→ **Requirement**: The entries need to be copied exactly.

→ **Input records**:
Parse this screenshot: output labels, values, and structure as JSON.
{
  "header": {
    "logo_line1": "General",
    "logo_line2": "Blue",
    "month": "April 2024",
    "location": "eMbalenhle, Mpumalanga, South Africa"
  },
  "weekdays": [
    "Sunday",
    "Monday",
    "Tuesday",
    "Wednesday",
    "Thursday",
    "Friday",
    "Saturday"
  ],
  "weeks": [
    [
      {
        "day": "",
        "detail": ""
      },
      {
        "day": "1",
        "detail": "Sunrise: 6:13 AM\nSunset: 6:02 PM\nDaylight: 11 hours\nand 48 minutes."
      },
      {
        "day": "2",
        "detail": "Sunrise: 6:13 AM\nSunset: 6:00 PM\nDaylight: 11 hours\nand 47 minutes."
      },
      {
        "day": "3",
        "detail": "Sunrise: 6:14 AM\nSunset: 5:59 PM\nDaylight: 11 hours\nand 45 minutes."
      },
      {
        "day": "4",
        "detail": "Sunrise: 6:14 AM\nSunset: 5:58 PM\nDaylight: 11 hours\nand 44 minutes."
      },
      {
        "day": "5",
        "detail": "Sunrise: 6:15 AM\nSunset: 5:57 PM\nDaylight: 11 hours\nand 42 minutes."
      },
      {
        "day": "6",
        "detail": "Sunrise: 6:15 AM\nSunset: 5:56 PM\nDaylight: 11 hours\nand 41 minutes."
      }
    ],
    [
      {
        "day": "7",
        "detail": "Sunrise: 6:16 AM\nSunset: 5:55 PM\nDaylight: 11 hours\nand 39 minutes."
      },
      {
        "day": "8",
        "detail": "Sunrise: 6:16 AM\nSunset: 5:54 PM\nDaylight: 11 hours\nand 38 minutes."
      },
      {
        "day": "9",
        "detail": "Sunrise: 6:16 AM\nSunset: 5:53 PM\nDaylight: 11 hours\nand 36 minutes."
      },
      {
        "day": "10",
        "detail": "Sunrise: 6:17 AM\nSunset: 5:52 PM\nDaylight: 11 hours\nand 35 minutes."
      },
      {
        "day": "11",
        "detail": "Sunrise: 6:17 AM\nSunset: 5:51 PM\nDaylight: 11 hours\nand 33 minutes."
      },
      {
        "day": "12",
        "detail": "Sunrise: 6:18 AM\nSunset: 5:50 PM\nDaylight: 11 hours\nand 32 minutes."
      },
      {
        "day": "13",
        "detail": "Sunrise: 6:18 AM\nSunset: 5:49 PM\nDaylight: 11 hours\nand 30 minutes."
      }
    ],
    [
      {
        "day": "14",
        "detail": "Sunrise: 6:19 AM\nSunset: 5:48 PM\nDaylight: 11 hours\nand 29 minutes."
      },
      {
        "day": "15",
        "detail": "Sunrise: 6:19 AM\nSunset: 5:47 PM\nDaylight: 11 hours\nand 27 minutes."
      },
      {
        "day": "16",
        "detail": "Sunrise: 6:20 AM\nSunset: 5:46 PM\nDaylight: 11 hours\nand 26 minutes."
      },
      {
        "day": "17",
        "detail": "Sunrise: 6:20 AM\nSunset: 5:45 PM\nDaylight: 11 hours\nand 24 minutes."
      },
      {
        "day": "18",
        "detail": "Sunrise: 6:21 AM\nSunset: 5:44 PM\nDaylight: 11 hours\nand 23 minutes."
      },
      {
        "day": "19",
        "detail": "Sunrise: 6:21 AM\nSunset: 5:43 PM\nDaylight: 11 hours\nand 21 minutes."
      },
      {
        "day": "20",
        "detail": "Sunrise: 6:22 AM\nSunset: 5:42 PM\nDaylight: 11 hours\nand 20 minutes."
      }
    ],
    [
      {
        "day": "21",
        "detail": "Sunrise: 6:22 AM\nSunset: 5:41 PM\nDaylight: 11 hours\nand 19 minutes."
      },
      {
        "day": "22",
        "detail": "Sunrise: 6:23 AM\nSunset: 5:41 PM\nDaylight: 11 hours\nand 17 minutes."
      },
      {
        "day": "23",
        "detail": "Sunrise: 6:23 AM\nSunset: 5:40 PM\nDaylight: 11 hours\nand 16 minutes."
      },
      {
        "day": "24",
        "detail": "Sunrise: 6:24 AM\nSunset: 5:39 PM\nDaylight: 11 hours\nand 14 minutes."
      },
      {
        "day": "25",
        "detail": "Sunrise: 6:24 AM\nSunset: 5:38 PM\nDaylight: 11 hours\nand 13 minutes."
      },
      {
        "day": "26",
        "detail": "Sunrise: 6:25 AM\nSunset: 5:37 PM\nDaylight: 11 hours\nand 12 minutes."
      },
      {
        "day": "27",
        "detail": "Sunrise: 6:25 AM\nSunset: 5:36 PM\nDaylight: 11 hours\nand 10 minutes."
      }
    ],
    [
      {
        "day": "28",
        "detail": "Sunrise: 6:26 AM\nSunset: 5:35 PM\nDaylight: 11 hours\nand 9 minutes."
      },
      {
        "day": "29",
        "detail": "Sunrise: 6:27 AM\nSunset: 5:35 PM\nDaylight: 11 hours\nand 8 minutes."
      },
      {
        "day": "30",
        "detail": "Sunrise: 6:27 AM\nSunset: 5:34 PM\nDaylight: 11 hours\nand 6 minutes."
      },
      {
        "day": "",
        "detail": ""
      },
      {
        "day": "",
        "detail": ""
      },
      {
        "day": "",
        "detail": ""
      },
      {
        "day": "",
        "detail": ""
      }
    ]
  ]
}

→ **Expected output**:
Parse this screenshot: output labels, values, and structure as JSON.
{
  "header": {
    "logo_line1": "General",
    "logo_line2": "Blue",
    "month": "April 2024",
    "location": "eMbalenhle, Mpumalanga, South Africa"
  },
  "weekdays": [
    "Sunday",
    "Monday",
    "Tuesday",
    "Wednesday",
    "Thursday",
    "Friday",
    "Saturday"
  ],
  "weeks": [
    [
      {
        "day": "",
        "detail": ""
      },
      {
        "day": "1",
        "detail": "Sunrise: 6:13 AM\nSunset: 6:02 PM\nDaylight: 11 hours\nand 48 minutes."
      },
      {
        "day": "2",
        "detail": "Sunrise: 6:13 AM\nSunset: 6:00 PM\nDaylight: 11 hours\nand 47 minutes."
      },
      {
        "day": "3",
        "detail": "Sunrise: 6:14 AM\nSunset: 5:59 PM\nDaylight: 11 hours\nand 45 minutes."
      },
      {
        "day": "4",
        "detail": "Sunrise: 6:14 AM\nSunset: 5:58 PM\nDaylight: 11 hours\nand 44 minutes."
      },
      {
        "day": "5",
        "detail": "Sunrise: 6:15 AM\nSunset: 5:57 PM\nDaylight: 11 hours\nand 42 minutes."
      },
      {
        "day": "6",
        "detail": "Sunrise: 6:15 AM\nSunset: 5:56 PM\nDaylight: 11 hours\nand 41 minutes."
      }
    ],
    [
      {
        "day": "7",
        "detail": "Sunrise: 6:16 AM\nSunset: 5:55 PM\nDaylight: 11 hours\nand 39 minutes."
      },
      {
        "day": "8",
        "detail": "Sunrise: 6:16 AM\nSunset: 5:54 PM\nDaylight: 11 hours\nand 38 minutes."
      },
      {
        "day": "9",
        "detail": "Sunrise: 6:16 AM\nSunset: 5:53 PM\nDaylight: 11 hours\nand 36 minutes."
      },
      {
        "day": "10",
        "detail": "Sunrise: 6:17 AM\nSunset: 5:52 PM\nDaylight: 11 hours\nand 35 minutes."
      },
      {
        "day": "11",
        "detail": "Sunrise: 6:17 AM\nSunset: 5:51 PM\nDaylight: 11 hours\nand 33 minutes."
      },
      {
        "day": "12",
        "detail": "Sunrise: 6:18 AM\nSunset: 5:50 PM\nDaylight: 11 hours\nand 32 minutes."
      },
      {
        "day": "13",
        "detail": "Sunrise: 6:18 AM\nSunset: 5:49 PM\nDaylight: 11 hours\nand 30 minutes."
      }
    ],
    [
      {
        "day": "14",
        "detail": "Sunrise: 6:19 AM\nSunset: 5:48 PM\nDaylight: 11 hours\nand 29 minutes."
      },
      {
        "day": "15",
        "detail": "Sunrise: 6:19 AM\nSunset: 5:47 PM\nDaylight: 11 hours\nand 27 minutes."
      },
      {
        "day": "16",
        "detail": "Sunrise: 6:20 AM\nSunset: 5:46 PM\nDaylight: 11 hours\nand 26 minutes."
      },
      {
        "day": "17",
        "detail": "Sunrise: 6:20 AM\nSunset: 5:45 PM\nDaylight: 11 hours\nand 24 minutes."
      },
      {
        "day": "18",
        "detail": "Sunrise: 6:21 AM\nSunset: 5:44 PM\nDaylight: 11 hours\nand 23 minutes."
      },
      {
        "day": "19",
        "detail": "Sunrise: 6:21 AM\nSunset: 5:43 PM\nDaylight: 11 hours\nand 21 minutes."
      },
      {
        "day": "20",
        "detail": "Sunrise: 6:22 AM\nSunset: 5:42 PM\nDaylight: 11 hours\nand 20 minutes."
      }
    ],
    [
      {
        "day": "21",
        "detail": "Sunrise: 6:22 AM\nSunset: 5:41 PM\nDaylight: 11 hours\nand 19 minutes."
      },
      {
        "day": "22",
        "detail": "Sunrise: 6:23 AM\nSunset: 5:41 PM\nDaylight: 11 hours\nand 17 minutes."
      },
      {
        "day": "23",
        "detail": "Sunrise: 6:23 AM\nSunset: 5:40 PM\nDaylight: 11 hours\nand 16 minutes."
      },
      {
        "day": "24",
        "detail": "Sunrise: 6:24 AM\nSunset: 5:39 PM\nDaylight: 11 hours\nand 14 minutes."
      },
      {
        "day": "25",
        "detail": "Sunrise: 6:24 AM\nSunset: 5:38 PM\nDaylight: 11 hours\nand 13 minutes."
      },
      {
        "day": "26",
        "detail": "Sunrise: 6:25 AM\nSunset: 5:37 PM\nDaylight: 11 hours\nand 12 minutes."
      },
      {
        "day": "27",
        "detail": "Sunrise: 6:25 AM\nSunset: 5:36 PM\nDaylight: 11 hours\nand 10 minutes."
      }
    ],
    [
      {
        "day": "28",
        "detail": "Sunrise: 6:26 AM\nSunset: 5:35 PM\nDaylight: 11 hours\nand 9 minutes."
      },
      {
        "day": "29",
        "detail": "Sunrise: 6:27 AM\nSunset: 5:35 PM\nDaylight: 11 hours\nand 8 minutes."
      },
      {
        "day": "30",
        "detail": "Sunrise: 6:27 AM\nSunset: 5:34 PM\nDaylight: 11 hours\nand 6 minutes."
      },
      {
        "day": "",
        "detail": ""
      },
      {
        "day": "",
        "detail": ""
      },
      {
        "day": "",
        "detail": ""
      },
      {
        "day": "",
        "detail": ""
      }
    ]
  ]
}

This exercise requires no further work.